**The task:**
Reproduce the full listing that appears beneath this instruction exactly.
━━━ Exercise inputs
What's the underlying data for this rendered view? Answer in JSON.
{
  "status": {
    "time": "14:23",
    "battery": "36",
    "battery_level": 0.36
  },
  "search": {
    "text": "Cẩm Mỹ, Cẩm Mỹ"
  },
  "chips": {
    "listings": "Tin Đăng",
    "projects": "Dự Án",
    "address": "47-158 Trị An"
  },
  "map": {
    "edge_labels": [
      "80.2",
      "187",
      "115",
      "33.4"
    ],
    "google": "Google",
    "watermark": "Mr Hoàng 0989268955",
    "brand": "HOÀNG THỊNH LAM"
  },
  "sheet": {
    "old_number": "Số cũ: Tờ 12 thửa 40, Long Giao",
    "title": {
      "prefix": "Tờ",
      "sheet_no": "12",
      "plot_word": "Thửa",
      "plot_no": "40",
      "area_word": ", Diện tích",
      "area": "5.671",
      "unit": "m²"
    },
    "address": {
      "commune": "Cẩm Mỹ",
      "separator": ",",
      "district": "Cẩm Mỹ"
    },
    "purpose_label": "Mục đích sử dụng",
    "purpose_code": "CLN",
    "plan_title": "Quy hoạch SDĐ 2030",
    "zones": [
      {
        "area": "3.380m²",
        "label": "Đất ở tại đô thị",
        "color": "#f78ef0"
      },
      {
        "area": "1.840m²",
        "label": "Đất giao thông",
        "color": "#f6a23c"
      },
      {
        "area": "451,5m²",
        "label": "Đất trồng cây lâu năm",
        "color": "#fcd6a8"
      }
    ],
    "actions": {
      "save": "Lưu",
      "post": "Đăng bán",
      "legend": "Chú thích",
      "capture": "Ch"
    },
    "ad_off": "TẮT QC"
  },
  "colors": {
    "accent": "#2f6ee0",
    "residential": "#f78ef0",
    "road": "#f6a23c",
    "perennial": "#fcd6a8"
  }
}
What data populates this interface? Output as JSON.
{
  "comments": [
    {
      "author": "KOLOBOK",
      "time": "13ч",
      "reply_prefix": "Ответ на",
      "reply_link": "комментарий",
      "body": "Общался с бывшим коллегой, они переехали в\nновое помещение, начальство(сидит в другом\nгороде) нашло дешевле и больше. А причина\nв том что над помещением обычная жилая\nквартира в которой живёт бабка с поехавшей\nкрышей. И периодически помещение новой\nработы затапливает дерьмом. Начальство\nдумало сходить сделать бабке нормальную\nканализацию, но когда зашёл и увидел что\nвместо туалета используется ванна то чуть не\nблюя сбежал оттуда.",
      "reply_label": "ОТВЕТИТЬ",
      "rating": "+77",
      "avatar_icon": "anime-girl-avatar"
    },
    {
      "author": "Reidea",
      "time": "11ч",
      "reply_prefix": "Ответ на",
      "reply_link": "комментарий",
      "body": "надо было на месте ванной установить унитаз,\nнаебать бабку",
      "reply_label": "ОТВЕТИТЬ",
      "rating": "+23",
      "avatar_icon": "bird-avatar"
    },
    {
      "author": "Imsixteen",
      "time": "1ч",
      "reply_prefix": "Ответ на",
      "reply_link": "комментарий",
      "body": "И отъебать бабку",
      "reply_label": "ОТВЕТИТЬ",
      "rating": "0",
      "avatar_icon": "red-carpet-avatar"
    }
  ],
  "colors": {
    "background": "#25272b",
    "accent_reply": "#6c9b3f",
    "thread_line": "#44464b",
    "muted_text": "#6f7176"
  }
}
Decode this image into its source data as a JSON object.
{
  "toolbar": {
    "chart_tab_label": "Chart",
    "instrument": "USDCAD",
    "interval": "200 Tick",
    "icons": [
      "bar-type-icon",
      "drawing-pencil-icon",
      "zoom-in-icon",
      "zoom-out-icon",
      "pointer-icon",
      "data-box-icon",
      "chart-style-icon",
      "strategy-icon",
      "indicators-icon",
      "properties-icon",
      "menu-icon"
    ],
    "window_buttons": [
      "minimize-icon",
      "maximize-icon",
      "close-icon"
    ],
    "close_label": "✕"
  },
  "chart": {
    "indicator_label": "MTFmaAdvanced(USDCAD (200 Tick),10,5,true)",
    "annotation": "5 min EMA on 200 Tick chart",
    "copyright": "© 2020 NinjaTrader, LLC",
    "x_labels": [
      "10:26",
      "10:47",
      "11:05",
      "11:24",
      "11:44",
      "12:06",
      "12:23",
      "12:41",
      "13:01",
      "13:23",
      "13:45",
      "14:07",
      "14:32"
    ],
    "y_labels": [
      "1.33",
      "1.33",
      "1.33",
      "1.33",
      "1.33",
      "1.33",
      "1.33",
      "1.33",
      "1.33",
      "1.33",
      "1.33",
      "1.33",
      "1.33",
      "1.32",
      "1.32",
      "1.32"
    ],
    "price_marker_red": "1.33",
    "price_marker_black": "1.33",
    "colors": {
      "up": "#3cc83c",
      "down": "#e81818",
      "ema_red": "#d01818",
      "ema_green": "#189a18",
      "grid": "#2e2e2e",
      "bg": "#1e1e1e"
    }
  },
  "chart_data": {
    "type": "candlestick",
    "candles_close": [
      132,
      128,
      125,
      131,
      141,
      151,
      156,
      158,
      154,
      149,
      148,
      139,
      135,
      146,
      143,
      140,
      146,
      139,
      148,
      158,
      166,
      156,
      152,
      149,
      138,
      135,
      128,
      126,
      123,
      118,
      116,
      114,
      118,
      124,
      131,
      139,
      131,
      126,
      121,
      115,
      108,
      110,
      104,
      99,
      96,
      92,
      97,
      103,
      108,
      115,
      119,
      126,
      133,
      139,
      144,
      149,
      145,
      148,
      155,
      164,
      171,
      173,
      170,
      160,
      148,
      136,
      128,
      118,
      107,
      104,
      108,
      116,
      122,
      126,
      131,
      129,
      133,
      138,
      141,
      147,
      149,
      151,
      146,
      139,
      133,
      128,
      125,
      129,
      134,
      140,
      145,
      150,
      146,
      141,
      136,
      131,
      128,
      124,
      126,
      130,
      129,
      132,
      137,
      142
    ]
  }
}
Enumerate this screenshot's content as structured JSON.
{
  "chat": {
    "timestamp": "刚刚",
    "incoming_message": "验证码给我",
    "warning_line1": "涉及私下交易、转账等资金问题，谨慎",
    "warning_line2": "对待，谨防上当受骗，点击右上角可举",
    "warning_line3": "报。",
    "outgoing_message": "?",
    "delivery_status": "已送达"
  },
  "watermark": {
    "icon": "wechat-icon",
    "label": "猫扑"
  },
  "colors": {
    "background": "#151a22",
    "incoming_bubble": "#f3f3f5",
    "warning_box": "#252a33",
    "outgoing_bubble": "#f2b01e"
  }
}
━━━━━━
**Solution to the problem:**
What's the underlying data for this rendered view? Answer in JSON.
{
  "status": {
    "time": "14:23",
    "battery": "36",
    "battery_level": 0.36
  },
  "search": {
    "text": "Cẩm Mỹ, Cẩm Mỹ"
  },
  "chips": {
    "listings": "Tin Đăng",
    "projects": "Dự Án",
    "address": "47-158 Trị An"
  },
  "map": {
    "edge_labels": [
      "80.2",
      "187",
      "115",
      "33.4"
    ],
    "google": "Google",
    "watermark": "Mr Hoàng 0989268955",
    "brand": "HOÀNG THỊNH LAM"
  },
  "sheet": {
    "old_number": "Số cũ: Tờ 12 thửa 40, Long Giao",
    "title": {
      "prefix": "Tờ",
      "sheet_no": "12",
      "plot_word": "Thửa",
      "plot_no": "40",
      "area_word": ", Diện tích",
      "area": "5.671",
      "unit": "m²"
    },
    "address": {
      "commune": "Cẩm Mỹ",
      "separator": ",",
      "district": "Cẩm Mỹ"
    },
    "purpose_label": "Mục đích sử dụng",
    "purpose_code": "CLN",
    "plan_title": "Quy hoạch SDĐ 2030",
    "zones": [
      {
        "area": "3.380m²",
        "label": "Đất ở tại đô thị",
        "color": "#f78ef0"
      },
      {
        "area": "1.840m²",
        "label": "Đất giao thông",
        "color": "#f6a23c"
      },
      {
        "area": "451,5m²",
        "label": "Đất trồng cây lâu năm",
        "color": "#fcd6a8"
      }
    ],
    "actions": {
      "save": "Lưu",
      "post": "Đăng bán",
      "legend": "Chú thích",
      "capture": "Ch"
    },
    "ad_off": "TẮT QC"
  },
  "colors": {
    "accent": "#2f6ee0",
    "residential": "#f78ef0",
    "road": "#f6a23c",
    "perennial": "#fcd6a8"
  }
}
What data populates this interface? Output as JSON.
{
  "comments": [
    {
      "author": "KOLOBOK",
      "time": "13ч",
      "reply_prefix": "Ответ на",
      "reply_link": "комментарий",
      "body": "Общался с бывшим коллегой, они переехали в\nновое помещение, начальство(сидит в другом\nгороде) нашло дешевле и больше. А причина\nв том что над помещением обычная жилая\nквартира в которой живёт бабка с поехавшей\nкрышей. И периодически помещение новой\nработы затапливает дерьмом. Начальство\nдумало сходить сделать бабке нормальную\nканализацию, но когда зашёл и увидел что\nвместо туалета используется ванна то чуть не\nблюя сбежал оттуда.",
      "reply_label": "ОТВЕТИТЬ",
      "rating": "+77",
      "avatar_icon": "anime-girl-avatar"
    },
    {
      "author": "Reidea",
      "time": "11ч",
      "reply_prefix": "Ответ на",
      "reply_link": "комментарий",
      "body": "надо было на месте ванной установить унитаз,\nнаебать бабку",
      "reply_label": "ОТВЕТИТЬ",
      "rating": "+23",
      "avatar_icon": "bird-avatar"
    },
    {
      "author": "Imsixteen",
      "time": "1ч",
      "reply_prefix": "Ответ на",
      "reply_link": "комментарий",
      "body": "И отъебать бабку",
      "reply_label": "ОТВЕТИТЬ",
      "rating": "0",
      "avatar_icon": "red-carpet-avatar"
    }
  ],
  "colors": {
    "background": "#25272b",
    "accent_reply": "#6c9b3f",
    "thread_line": "#44464b",
    "muted_text": "#6f7176"
  }
}
Decode this image into its source data as a JSON object.
{
  "toolbar": {
    "chart_tab_label": "Chart",
    "instrument": "USDCAD",
    "interval": "200 Tick",
    "icons": [
      "bar-type-icon",
      "drawing-pencil-icon",
      "zoom-in-icon",
      "zoom-out-icon",
      "pointer-icon",
      "data-box-icon",
      "chart-style-icon",
      "strategy-icon",
      "indicators-icon",
      "properties-icon",
      "menu-icon"
    ],
    "window_buttons": [
      "minimize-icon",
      "maximize-icon",
      "close-icon"
    ],
    "close_label": "✕"
  },
  "chart": {
    "indicator_label": "MTFmaAdvanced(USDCAD (200 Tick),10,5,true)",
    "annotation": "5 min EMA on 200 Tick chart",
    "copyright": "© 2020 NinjaTrader, LLC",
    "x_labels": [
      "10:26",
      "10:47",
      "11:05",
      "11:24",
      "11:44",
      "12:06",
      "12:23",
      "12:41",
      "13:01",
      "13:23",
      "13:45",
      "14:07",
      "14:32"
    ],
    "y_labels": [
      "1.33",
      "1.33",
      "1.33",
      "1.33",
      "1.33",
      "1.33",
      "1.33",
      "1.33",
      "1.33",
      "1.33",
      "1.33",
      "1.33",
      "1.33",
      "1.32",
      "1.32",
      "1.32"
    ],
    "price_marker_red": "1.33",
    "price_marker_black": "1.33",
    "colors": {
      "up": "#3cc83c",
      "down": "#e81818",
      "ema_red": "#d01818",
      "ema_green": "#189a18",
      "grid": "#2e2e2e",
      "bg": "#1e1e1e"
    }
  },
  "chart_data": {
    "type": "candlestick",
    "candles_close": [
      132,
      128,
      125,
      131,
      141,
      151,
      156,
      158,
      154,
      149,
      148,
      139,
      135,
      146,
      143,
      140,
      146,
      139,
      148,
      158,
      166,
      156,
      152,
      149,
      138,
      135,
      128,
      126,
      123,
      118,
      116,
      114,
      118,
      124,
      131,
      139,
      131,
      126,
      121,
      115,
      108,
      110,
      104,
      99,
      96,
      92,
      97,
      103,
      108,
      115,
      119,
      126,
      133,
      139,
      144,
      149,
      145,
      148,
      155,
      164,
      171,
      173,
      170,
      160,
      148,
      136,
      128,
      118,
      107,
      104,
      108,
      116,
      122,
      126,
      131,
      129,
      133,
      138,
      141,
      147,
      149,
      151,
      146,
      139,
      133,
      128,
      125,
      129,
      134,
      140,
      145,
      150,
      146,
      141,
      136,
      131,
      128,
      124,
      126,
      130,
      129,
      132,
      137,
      142
    ]
  }
}
Enumerate this screenshot's content as structured JSON.
{
  "chat": {
    "timestamp": "刚刚",
    "incoming_message": "验证码给我",
    "warning_line1": "涉及私下交易、转账等资金问题，谨慎",
    "warning_line2": "对待，谨防上当受骗，点击右上角可举",
    "warning_line3": "报。",
    "outgoing_message": "?",
    "delivery_status": "已送达"
  },
  "watermark": {
    "icon": "wechat-icon",
    "label": "猫扑"
  },
  "colors": {
    "background": "#151a22",
    "incoming_bubble": "#f3f3f5",
    "warning_box": "#252a33",
    "outgoing_bubble": "#f2b01e"
  }
}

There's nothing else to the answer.